- What is being asked
Below are the records. List every line holding the word "more".

————————

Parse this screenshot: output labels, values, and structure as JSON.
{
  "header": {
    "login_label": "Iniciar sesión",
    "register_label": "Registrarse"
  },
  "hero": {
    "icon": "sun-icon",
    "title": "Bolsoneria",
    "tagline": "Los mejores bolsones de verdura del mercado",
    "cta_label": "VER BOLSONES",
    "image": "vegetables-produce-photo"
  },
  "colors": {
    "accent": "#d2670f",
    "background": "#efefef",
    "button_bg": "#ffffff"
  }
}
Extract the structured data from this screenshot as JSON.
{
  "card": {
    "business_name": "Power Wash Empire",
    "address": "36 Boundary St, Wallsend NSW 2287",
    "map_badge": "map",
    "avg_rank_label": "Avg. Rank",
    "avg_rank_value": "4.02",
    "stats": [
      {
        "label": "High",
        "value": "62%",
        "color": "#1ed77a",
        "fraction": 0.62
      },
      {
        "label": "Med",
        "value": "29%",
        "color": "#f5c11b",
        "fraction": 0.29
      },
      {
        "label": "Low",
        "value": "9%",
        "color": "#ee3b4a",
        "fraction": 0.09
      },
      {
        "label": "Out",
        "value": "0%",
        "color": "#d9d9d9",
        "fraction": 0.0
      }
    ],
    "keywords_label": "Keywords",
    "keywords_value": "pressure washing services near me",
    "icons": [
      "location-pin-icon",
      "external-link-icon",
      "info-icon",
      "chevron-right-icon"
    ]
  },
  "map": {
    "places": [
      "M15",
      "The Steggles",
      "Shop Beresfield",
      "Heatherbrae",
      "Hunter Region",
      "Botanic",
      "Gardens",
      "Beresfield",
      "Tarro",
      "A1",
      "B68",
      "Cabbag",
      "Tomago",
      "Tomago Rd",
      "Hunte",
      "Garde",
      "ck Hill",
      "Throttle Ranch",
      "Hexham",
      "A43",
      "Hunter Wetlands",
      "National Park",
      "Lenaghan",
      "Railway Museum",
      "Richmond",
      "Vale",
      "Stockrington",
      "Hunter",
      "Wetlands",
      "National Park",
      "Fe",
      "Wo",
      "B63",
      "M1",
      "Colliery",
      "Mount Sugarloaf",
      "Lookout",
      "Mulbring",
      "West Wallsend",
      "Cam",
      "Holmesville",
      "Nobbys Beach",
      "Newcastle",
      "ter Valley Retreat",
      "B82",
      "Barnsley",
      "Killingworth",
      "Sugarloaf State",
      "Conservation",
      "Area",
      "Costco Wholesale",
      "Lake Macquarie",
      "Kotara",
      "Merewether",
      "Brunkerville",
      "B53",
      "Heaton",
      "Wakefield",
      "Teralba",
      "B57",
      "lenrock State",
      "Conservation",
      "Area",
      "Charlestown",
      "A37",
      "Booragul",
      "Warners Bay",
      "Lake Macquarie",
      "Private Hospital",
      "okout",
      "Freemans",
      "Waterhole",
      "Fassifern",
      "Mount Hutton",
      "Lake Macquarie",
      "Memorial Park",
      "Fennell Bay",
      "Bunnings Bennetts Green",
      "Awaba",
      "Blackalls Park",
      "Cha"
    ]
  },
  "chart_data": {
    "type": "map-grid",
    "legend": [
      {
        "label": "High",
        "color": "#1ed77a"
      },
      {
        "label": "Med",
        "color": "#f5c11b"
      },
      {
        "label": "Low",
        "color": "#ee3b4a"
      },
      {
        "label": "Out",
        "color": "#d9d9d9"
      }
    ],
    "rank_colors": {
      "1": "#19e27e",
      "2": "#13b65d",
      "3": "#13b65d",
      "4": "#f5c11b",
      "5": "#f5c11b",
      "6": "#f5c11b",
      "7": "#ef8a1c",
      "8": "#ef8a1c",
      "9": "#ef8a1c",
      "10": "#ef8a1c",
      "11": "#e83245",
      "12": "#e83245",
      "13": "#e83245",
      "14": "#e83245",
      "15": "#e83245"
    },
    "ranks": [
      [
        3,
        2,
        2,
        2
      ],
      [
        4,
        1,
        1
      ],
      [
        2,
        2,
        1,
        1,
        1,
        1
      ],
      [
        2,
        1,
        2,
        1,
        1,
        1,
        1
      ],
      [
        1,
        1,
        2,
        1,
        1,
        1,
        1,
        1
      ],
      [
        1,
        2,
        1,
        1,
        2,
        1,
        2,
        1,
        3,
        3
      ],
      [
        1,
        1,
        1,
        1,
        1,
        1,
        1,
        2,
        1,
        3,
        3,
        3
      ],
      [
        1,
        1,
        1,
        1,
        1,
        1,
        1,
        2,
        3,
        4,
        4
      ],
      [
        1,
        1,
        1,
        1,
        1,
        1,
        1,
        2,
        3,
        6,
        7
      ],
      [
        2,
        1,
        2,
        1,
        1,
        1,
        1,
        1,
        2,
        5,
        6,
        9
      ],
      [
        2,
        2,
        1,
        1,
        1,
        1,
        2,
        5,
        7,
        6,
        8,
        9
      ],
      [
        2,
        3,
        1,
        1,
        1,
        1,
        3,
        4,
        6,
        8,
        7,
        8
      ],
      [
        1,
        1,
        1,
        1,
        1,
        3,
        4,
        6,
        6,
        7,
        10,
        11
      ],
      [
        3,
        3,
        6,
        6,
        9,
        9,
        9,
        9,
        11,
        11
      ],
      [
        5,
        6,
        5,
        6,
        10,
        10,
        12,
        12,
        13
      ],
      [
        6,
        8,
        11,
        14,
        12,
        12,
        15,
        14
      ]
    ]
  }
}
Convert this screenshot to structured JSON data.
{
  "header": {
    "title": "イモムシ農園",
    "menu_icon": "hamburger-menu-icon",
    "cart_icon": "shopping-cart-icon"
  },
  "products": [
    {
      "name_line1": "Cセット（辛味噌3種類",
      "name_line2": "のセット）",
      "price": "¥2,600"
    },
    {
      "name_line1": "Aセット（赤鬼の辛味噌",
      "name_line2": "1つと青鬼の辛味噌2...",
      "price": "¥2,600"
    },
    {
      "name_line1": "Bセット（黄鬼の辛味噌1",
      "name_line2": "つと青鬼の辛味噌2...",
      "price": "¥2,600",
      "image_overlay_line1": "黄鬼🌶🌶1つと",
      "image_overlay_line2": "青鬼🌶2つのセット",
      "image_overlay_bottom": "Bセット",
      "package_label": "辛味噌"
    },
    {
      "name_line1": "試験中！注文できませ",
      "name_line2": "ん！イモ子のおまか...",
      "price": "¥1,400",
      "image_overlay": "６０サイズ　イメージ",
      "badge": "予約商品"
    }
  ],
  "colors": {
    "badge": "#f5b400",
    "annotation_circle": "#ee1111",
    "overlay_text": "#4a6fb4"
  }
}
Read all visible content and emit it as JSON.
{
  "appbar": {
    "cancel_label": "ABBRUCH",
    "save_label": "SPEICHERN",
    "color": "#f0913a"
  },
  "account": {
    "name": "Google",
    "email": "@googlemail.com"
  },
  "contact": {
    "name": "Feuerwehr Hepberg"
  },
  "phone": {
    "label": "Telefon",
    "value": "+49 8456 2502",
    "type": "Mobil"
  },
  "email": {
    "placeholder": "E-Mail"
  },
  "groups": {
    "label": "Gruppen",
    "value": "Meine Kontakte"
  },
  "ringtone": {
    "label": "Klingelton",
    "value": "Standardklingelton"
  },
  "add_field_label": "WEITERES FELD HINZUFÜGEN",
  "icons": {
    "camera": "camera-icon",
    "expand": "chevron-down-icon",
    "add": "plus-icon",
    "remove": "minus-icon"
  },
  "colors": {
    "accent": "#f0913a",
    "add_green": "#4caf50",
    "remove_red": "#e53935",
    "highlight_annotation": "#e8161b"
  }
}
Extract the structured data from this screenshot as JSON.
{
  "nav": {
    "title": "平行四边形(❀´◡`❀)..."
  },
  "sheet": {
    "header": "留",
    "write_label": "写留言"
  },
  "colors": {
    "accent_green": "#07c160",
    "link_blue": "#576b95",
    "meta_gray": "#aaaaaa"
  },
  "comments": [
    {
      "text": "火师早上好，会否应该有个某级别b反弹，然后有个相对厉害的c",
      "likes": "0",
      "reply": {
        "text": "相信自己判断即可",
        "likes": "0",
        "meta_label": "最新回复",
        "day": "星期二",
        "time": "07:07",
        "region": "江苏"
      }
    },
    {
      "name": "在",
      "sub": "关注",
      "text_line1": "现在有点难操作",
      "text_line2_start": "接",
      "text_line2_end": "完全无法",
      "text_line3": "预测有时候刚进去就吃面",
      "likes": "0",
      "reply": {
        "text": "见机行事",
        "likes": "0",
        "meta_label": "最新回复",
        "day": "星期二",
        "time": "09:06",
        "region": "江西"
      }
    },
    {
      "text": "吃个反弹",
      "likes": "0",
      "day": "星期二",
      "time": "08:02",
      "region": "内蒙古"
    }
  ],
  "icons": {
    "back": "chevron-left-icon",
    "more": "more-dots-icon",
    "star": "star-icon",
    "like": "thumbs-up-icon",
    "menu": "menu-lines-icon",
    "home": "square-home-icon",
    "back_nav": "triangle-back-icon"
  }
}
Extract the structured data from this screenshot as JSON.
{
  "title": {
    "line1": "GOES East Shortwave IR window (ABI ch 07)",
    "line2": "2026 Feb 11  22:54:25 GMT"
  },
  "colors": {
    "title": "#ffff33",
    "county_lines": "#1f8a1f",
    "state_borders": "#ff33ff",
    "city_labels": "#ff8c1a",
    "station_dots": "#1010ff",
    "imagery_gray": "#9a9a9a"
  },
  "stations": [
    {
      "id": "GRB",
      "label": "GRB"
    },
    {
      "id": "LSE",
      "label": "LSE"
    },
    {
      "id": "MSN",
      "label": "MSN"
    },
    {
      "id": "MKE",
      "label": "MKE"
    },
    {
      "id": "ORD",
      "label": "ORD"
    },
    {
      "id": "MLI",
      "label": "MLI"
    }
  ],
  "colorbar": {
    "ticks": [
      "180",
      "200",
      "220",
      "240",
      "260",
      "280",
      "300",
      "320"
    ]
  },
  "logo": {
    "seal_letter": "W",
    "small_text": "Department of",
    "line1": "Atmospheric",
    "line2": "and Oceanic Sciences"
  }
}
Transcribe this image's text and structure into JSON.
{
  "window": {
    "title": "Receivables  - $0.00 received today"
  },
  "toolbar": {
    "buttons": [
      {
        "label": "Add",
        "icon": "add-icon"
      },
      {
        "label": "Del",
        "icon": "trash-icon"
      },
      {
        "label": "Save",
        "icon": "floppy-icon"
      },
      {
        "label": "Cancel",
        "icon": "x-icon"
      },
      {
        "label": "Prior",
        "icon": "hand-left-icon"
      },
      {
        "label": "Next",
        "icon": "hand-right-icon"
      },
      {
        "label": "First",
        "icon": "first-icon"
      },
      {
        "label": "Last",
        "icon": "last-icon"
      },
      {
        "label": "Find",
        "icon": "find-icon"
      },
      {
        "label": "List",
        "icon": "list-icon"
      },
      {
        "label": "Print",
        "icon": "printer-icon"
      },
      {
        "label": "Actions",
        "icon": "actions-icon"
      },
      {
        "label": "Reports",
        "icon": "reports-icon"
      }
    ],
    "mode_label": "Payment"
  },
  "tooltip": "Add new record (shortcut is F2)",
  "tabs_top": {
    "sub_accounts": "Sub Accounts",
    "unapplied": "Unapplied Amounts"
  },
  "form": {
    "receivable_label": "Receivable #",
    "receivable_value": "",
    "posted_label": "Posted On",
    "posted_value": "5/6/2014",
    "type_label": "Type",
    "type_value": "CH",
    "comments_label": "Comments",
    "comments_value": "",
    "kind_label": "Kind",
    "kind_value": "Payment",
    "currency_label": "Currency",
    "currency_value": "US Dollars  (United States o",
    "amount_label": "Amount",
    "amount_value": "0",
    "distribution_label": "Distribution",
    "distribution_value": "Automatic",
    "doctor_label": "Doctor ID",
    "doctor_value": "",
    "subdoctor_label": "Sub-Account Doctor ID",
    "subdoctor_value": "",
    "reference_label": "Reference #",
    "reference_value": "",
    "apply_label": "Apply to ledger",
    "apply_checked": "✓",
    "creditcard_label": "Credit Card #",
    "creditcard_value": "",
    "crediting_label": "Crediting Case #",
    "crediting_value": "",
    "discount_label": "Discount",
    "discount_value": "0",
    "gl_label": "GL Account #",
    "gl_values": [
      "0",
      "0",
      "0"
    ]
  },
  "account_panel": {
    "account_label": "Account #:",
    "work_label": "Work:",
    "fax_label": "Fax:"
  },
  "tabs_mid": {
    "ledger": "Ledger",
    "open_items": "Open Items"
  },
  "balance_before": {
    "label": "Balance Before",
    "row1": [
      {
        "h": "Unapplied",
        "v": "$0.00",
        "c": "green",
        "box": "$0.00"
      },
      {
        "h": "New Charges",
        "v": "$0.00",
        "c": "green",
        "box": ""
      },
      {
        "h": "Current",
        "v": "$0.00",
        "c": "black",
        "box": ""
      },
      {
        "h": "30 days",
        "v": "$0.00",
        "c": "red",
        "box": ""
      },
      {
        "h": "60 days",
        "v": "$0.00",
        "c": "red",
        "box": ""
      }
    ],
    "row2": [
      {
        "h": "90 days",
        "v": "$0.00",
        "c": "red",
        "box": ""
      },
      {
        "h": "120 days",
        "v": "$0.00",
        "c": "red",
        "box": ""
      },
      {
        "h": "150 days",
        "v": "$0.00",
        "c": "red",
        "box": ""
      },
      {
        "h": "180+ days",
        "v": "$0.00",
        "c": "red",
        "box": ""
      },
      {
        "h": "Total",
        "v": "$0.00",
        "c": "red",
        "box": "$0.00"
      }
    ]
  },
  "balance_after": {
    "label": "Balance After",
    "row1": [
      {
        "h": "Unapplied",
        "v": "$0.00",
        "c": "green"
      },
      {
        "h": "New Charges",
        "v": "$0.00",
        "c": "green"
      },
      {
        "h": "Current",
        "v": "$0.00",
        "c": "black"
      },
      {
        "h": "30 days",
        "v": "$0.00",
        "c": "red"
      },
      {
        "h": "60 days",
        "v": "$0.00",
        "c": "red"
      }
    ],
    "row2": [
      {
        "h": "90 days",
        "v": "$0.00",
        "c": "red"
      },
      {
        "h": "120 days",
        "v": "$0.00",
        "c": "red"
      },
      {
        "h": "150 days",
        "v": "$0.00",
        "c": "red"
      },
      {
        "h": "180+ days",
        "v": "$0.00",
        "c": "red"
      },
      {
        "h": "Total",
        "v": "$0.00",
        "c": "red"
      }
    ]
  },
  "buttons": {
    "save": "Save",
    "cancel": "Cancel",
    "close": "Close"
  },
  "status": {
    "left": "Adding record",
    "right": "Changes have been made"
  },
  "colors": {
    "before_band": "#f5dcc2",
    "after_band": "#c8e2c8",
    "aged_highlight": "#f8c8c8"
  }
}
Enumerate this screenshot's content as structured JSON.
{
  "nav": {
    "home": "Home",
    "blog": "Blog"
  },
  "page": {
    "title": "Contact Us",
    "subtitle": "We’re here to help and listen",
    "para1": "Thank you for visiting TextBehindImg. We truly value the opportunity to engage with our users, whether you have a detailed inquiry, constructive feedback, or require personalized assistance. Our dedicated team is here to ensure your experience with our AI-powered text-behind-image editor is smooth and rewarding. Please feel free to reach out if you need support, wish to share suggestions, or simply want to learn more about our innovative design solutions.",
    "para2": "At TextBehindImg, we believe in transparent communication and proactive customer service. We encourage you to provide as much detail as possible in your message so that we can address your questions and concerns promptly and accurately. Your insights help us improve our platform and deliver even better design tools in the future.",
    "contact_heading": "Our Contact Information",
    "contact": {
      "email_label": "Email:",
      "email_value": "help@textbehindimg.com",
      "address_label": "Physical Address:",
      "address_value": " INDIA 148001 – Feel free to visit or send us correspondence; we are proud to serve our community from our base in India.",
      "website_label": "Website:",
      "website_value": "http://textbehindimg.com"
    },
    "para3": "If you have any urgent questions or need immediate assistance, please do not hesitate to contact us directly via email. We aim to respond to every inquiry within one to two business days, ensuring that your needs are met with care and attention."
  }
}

————————

- Output of the exercise
    "more": "more-dots-icon",
    "para1": "Thank you for visiting TextBehindImg. We truly value the opportunity to engage with our users, whether you have a detailed inquiry, constructive feedback, or require personalized assistance. Our dedicated team is here to ensure your experience with our AI-powered text-behind-image editor is smooth and rewarding. Please feel free to reach out if you need support, wish to share suggestions, or simply want to learn more about our innovative design solutions.",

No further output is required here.